▶ [AVAILABLE DATA]:

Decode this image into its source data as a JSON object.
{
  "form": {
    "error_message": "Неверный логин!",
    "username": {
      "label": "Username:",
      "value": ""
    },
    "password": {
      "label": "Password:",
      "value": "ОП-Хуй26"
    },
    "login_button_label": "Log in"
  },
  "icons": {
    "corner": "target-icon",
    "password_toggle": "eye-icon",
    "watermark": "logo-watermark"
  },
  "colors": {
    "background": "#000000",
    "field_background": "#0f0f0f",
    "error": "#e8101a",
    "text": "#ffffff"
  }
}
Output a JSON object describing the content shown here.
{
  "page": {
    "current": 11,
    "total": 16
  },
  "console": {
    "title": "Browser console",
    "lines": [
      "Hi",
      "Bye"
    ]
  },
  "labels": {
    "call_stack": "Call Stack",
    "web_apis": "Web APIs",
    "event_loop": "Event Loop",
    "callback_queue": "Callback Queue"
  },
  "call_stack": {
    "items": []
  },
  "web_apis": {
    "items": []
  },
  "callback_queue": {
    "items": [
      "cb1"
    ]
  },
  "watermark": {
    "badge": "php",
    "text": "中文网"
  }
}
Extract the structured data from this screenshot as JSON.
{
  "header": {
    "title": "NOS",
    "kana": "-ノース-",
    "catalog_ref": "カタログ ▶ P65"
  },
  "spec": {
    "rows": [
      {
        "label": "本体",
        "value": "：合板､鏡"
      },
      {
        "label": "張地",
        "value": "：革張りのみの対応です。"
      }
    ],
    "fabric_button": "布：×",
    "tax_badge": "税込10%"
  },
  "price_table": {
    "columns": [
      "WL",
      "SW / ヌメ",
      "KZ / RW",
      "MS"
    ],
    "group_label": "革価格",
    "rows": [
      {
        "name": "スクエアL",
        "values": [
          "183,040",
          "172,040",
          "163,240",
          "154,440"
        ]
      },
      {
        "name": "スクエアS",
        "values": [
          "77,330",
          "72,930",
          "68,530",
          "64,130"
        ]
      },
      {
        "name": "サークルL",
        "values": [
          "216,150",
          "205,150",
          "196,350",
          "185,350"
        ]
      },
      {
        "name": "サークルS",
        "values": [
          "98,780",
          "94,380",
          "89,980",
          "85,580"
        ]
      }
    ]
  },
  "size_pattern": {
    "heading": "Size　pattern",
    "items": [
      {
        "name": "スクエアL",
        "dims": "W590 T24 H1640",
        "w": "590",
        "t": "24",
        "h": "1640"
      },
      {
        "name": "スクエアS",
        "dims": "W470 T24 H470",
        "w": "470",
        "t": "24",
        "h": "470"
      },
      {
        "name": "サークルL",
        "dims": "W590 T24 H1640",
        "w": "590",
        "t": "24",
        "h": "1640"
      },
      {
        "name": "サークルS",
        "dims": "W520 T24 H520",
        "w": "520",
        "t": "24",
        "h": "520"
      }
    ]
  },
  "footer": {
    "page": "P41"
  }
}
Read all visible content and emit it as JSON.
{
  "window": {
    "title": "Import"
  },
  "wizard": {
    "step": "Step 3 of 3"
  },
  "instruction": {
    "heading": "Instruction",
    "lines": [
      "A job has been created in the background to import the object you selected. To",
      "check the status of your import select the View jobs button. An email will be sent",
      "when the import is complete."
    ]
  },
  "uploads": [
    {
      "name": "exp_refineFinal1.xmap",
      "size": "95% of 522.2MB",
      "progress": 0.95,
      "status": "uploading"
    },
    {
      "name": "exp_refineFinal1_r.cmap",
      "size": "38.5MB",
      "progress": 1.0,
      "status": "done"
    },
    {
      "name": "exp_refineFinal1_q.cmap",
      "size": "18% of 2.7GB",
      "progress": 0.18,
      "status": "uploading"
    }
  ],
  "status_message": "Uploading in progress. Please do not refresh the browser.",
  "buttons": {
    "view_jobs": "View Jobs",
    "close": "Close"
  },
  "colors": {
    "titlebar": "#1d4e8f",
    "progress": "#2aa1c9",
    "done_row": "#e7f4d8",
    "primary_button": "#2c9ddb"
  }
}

▶ [STATED PROBLEM]:
All of the entries above need to be reproduced exactly.

▶ [EXERCISE SOLUTION]:
Decode this image into its source data as a JSON object.
{
  "form": {
    "error_message": "Неверный логин!",
    "username": {
      "label": "Username:",
      "value": ""
    },
    "password": {
      "label": "Password:",
      "value": "ОП-Хуй26"
    },
    "login_button_label": "Log in"
  },
  "icons": {
    "corner": "target-icon",
    "password_toggle": "eye-icon",
    "watermark": "logo-watermark"
  },
  "colors": {
    "background": "#000000",
    "field_background": "#0f0f0f",
    "error": "#e8101a",
    "text": "#ffffff"
  }
}
Output a JSON object describing the content shown here.
{
  "page": {
    "current": 11,
    "total": 16
  },
  "console": {
    "title": "Browser console",
    "lines": [
      "Hi",
      "Bye"
    ]
  },
  "labels": {
    "call_stack": "Call Stack",
    "web_apis": "Web APIs",
    "event_loop": "Event Loop",
    "callback_queue": "Callback Queue"
  },
  "call_stack": {
    "items": []
  },
  "web_apis": {
    "items": []
  },
  "callback_queue": {
    "items": [
      "cb1"
    ]
  },
  "watermark": {
    "badge": "php",
    "text": "中文网"
  }
}
Extract the structured data from this screenshot as JSON.
{
  "header": {
    "title": "NOS",
    "kana": "-ノース-",
    "catalog_ref": "カタログ ▶ P65"
  },
  "spec": {
    "rows": [
      {
        "label": "本体",
        "value": "：合板､鏡"
      },
      {
        "label": "張地",
        "value": "：革張りのみの対応です。"
      }
    ],
    "fabric_button": "布：×",
    "tax_badge": "税込10%"
  },
  "price_table": {
    "columns": [
      "WL",
      "SW / ヌメ",
      "KZ / RW",
      "MS"
    ],
    "group_label": "革価格",
    "rows": [
      {
        "name": "スクエアL",
        "values": [
          "183,040",
          "172,040",
          "163,240",
          "154,440"
        ]
      },
      {
        "name": "スクエアS",
        "values": [
          "77,330",
          "72,930",
          "68,530",
          "64,130"
        ]
      },
      {
        "name": "サークルL",
        "values": [
          "216,150",
          "205,150",
          "196,350",
          "185,350"
        ]
      },
      {
        "name": "サークルS",
        "values": [
          "98,780",
          "94,380",
          "89,980",
          "85,580"
        ]
      }
    ]
  },
  "size_pattern": {
    "heading": "Size　pattern",
    "items": [
      {
        "name": "スクエアL",
        "dims": "W590 T24 H1640",
        "w": "590",
        "t": "24",
        "h": "1640"
      },
      {
        "name": "スクエアS",
        "dims": "W470 T24 H470",
        "w": "470",
        "t": "24",
        "h": "470"
      },
      {
        "name": "サークルL",
        "dims": "W590 T24 H1640",
        "w": "590",
        "t": "24",
        "h": "1640"
      },
      {
        "name": "サークルS",
        "dims": "W520 T24 H520",
        "w": "520",
        "t": "24",
        "h": "520"
      }
    ]
  },
  "footer": {
    "page": "P41"
  }
}
Read all visible content and emit it as JSON.
{
  "window": {
    "title": "Import"
  },
  "wizard": {
    "step": "Step 3 of 3"
  },
  "instruction": {
    "heading": "Instruction",
    "lines": [
      "A job has been created in the background to import the object you selected. To",
      "check the status of your import select the View jobs button. An email will be sent",
      "when the import is complete."
    ]
  },
  "uploads": [
    {
      "name": "exp_refineFinal1.xmap",
      "size": "95% of 522.2MB",
      "progress": 0.95,
      "status": "uploading"
    },
    {
      "name": "exp_refineFinal1_r.cmap",
      "size": "38.5MB",
      "progress": 1.0,
      "status": "done"
    },
    {
      "name": "exp_refineFinal1_q.cmap",
      "size": "18% of 2.7GB",
      "progress": 0.18,
      "status": "uploading"
    }
  ],
  "status_message": "Uploading in progress. Please do not refresh the browser.",
  "buttons": {
    "view_jobs": "View Jobs",
    "close": "Close"
  },
  "colors": {
    "titlebar": "#1d4e8f",
    "progress": "#2aa1c9",
    "done_row": "#e7f4d8",
    "primary_button": "#2c9ddb"
  }
}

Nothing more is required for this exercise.